### Set task
Only lines holding the string "Level" are wanted; copy each one from the material.

### Provided records
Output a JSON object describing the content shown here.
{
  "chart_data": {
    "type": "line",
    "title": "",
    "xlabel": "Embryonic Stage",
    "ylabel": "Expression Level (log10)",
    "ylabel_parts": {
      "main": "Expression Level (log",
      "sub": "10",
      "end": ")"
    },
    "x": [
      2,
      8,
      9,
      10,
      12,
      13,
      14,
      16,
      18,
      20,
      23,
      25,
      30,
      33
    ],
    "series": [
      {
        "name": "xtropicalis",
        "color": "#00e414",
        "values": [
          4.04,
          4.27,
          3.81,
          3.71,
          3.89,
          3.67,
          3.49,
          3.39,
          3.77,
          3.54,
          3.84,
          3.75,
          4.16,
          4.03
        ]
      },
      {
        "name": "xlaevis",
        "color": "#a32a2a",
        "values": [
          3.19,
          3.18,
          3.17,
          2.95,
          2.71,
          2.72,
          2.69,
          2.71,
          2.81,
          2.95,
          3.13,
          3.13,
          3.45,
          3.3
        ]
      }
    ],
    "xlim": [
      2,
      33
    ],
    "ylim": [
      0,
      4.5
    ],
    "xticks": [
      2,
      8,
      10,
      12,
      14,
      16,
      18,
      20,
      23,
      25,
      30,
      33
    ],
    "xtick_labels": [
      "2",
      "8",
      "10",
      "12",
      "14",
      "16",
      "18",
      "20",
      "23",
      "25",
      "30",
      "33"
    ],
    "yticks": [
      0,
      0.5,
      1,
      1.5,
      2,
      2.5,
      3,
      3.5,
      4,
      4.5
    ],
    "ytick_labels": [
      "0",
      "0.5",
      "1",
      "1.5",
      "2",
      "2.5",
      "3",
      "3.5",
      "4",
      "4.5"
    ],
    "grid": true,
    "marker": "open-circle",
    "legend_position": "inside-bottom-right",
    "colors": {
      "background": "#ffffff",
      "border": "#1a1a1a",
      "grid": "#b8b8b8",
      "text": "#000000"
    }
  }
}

* * *

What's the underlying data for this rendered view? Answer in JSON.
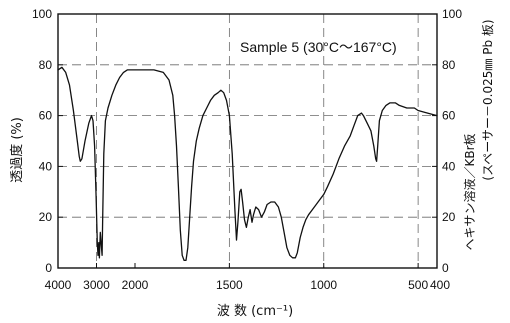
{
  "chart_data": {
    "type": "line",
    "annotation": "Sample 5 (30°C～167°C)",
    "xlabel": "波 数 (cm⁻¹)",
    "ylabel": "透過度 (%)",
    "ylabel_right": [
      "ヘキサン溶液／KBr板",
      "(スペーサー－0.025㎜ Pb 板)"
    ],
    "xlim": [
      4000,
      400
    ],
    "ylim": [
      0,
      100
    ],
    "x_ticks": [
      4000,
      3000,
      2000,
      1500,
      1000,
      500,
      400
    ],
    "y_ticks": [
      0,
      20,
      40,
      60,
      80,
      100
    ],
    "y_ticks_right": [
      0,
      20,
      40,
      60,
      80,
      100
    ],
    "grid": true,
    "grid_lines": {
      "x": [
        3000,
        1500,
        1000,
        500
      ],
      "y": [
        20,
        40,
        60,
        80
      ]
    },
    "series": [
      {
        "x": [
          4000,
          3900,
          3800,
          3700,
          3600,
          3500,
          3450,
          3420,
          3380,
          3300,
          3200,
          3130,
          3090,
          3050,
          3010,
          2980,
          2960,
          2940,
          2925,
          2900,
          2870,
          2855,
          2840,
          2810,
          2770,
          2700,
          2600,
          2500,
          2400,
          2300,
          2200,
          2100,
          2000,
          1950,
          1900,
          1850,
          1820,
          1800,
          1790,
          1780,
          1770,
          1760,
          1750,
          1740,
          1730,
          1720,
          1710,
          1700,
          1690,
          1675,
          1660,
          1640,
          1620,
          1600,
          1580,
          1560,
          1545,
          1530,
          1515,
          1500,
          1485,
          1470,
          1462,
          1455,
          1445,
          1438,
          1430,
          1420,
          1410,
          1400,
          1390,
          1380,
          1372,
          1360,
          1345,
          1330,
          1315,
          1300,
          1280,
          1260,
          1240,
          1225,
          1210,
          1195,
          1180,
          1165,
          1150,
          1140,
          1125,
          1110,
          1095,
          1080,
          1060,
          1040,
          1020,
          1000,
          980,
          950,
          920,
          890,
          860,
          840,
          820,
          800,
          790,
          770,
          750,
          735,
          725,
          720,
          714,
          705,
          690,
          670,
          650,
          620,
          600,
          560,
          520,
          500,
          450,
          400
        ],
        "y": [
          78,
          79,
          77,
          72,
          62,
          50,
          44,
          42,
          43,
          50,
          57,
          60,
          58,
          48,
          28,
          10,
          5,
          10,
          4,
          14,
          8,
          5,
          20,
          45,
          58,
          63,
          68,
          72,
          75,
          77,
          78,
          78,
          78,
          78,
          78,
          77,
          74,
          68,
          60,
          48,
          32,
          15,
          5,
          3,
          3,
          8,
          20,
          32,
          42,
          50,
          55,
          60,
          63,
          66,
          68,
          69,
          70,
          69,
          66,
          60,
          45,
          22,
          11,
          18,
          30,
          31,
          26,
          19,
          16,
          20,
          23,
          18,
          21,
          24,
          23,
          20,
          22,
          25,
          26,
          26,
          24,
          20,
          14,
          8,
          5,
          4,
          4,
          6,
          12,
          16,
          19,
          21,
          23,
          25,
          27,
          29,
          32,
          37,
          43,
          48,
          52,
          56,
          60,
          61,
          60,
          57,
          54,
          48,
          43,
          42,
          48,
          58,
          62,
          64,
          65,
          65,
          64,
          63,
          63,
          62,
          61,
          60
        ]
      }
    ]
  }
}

### Solution below
    "ylabel": "Expression Level (log10)",
      "main": "Expression Level (log",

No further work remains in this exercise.